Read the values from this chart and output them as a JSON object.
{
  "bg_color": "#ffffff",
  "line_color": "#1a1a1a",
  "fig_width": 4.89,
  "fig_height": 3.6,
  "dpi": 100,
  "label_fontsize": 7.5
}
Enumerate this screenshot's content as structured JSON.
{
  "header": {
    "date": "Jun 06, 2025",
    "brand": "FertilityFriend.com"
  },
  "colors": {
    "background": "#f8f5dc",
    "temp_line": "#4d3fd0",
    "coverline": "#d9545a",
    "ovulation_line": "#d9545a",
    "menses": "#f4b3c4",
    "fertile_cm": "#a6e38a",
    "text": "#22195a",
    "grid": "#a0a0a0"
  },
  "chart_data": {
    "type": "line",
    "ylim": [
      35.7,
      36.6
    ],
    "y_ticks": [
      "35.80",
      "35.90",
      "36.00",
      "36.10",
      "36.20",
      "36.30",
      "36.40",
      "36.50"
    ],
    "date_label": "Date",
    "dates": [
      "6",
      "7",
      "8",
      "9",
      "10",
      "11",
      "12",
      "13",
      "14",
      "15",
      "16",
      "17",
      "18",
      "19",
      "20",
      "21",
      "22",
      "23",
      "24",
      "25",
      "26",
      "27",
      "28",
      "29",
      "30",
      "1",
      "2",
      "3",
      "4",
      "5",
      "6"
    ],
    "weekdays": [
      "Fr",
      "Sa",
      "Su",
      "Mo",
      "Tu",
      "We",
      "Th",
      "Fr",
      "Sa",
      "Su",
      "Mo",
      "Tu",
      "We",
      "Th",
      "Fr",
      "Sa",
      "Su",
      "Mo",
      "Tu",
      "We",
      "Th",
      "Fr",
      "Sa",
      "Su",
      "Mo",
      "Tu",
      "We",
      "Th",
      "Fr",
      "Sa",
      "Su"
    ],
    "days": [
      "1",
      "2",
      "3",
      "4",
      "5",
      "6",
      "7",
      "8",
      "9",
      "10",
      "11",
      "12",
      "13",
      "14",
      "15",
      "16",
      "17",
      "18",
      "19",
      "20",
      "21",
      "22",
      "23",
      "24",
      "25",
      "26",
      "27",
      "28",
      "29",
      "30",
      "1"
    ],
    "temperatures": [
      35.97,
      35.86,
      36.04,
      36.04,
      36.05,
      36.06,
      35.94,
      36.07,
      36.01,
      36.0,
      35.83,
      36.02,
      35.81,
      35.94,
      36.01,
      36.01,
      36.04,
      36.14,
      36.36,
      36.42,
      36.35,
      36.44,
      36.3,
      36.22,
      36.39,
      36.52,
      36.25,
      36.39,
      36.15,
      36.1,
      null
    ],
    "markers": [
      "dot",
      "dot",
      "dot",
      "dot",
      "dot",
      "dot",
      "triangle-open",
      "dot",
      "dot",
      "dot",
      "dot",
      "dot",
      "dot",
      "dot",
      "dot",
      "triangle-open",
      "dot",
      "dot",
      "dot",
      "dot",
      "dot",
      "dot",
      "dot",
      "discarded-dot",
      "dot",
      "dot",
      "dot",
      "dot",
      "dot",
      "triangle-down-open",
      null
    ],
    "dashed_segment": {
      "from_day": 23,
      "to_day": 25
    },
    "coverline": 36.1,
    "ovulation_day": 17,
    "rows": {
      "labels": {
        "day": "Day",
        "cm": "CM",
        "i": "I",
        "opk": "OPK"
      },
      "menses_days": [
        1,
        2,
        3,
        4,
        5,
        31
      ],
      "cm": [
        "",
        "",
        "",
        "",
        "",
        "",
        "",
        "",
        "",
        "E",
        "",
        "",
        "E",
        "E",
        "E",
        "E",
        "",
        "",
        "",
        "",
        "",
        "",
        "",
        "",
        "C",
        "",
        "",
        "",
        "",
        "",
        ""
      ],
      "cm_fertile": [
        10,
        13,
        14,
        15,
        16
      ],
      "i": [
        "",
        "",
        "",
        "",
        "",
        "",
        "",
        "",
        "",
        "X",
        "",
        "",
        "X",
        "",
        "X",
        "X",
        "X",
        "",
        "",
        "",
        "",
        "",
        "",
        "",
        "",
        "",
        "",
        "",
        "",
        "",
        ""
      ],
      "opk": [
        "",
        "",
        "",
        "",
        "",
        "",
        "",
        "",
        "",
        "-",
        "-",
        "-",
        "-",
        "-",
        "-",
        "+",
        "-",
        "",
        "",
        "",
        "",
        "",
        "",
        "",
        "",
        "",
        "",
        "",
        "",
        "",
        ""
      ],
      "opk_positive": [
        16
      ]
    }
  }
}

What you have to do - Search the data for "this" and list every line in which it occurs.

Result -
Read the values from this chart and output them as a JSON object.
Enumerate this screenshot's content as structured JSON.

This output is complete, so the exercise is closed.